§ **What to do**: Every entry needs to be printed exactly, please.

** Start of Entries provided **

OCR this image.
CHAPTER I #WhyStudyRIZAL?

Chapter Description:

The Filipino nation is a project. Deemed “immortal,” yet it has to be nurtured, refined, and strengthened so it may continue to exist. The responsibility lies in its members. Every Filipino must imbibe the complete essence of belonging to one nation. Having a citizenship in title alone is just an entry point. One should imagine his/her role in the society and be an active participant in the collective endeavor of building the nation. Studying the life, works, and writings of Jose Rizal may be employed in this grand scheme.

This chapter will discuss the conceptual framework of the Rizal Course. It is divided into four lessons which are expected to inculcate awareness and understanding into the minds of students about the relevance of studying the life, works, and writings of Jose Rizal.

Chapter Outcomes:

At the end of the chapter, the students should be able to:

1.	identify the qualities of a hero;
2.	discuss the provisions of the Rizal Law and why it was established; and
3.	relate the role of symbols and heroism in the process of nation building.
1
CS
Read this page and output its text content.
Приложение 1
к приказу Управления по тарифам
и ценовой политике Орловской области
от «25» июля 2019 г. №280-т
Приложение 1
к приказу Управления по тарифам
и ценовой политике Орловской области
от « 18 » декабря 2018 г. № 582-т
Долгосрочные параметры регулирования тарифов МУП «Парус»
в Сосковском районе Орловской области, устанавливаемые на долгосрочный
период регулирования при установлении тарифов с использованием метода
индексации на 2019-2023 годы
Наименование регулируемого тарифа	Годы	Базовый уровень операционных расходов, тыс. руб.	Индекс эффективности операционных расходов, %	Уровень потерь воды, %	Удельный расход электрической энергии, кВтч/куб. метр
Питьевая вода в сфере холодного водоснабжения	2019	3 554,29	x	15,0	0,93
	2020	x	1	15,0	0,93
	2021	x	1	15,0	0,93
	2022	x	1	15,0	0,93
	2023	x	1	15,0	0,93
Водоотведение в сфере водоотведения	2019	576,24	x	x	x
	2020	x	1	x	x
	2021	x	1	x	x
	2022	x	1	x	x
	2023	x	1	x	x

** End of Entries provided **

§ **Written answer**:
OCR this image.
CHAPTER I #WhyStudyRIZAL?

Chapter Description:

The Filipino nation is a project. Deemed “immortal,” yet it has to be nurtured, refined, and strengthened so it may continue to exist. The responsibility lies in its members. Every Filipino must imbibe the complete essence of belonging to one nation. Having a citizenship in title alone is just an entry point. One should imagine his/her role in the society and be an active participant in the collective endeavor of building the nation. Studying the life, works, and writings of Jose Rizal may be employed in this grand scheme.

This chapter will discuss the conceptual framework of the Rizal Course. It is divided into four lessons which are expected to inculcate awareness and understanding into the minds of students about the relevance of studying the life, works, and writings of Jose Rizal.

Chapter Outcomes:

At the end of the chapter, the students should be able to:

1.	identify the qualities of a hero;
2.	discuss the provisions of the Rizal Law and why it was established; and
3.	relate the role of symbols and heroism in the process of nation building.
1
CS
Read this page and output its text content.
Приложение 1
к приказу Управления по тарифам
и ценовой политике Орловской области
от «25» июля 2019 г. №280-т
Приложение 1
к приказу Управления по тарифам
и ценовой политике Орловской области
от « 18 » декабря 2018 г. № 582-т
Долгосрочные параметры регулирования тарифов МУП «Парус»
в Сосковском районе Орловской области, устанавливаемые на долгосрочный
период регулирования при установлении тарифов с использованием метода
индексации на 2019-2023 годы
Наименование регулируемого тарифа	Годы	Базовый уровень операционных расходов, тыс. руб.	Индекс эффективности операционных расходов, %	Уровень потерь воды, %	Удельный расход электрической энергии, кВтч/куб. метр
Питьевая вода в сфере холодного водоснабжения	2019	3 554,29	x	15,0	0,93
	2020	x	1	15,0	0,93
	2021	x	1	15,0	0,93
	2022	x	1	15,0	0,93
	2023	x	1	15,0	0,93
Водоотведение в сфере водоотведения	2019	576,24	x	x	x
	2020	x	1	x	x
	2021	x	1	x	x
	2022	x	1	x	x
	2023	x	1	x	x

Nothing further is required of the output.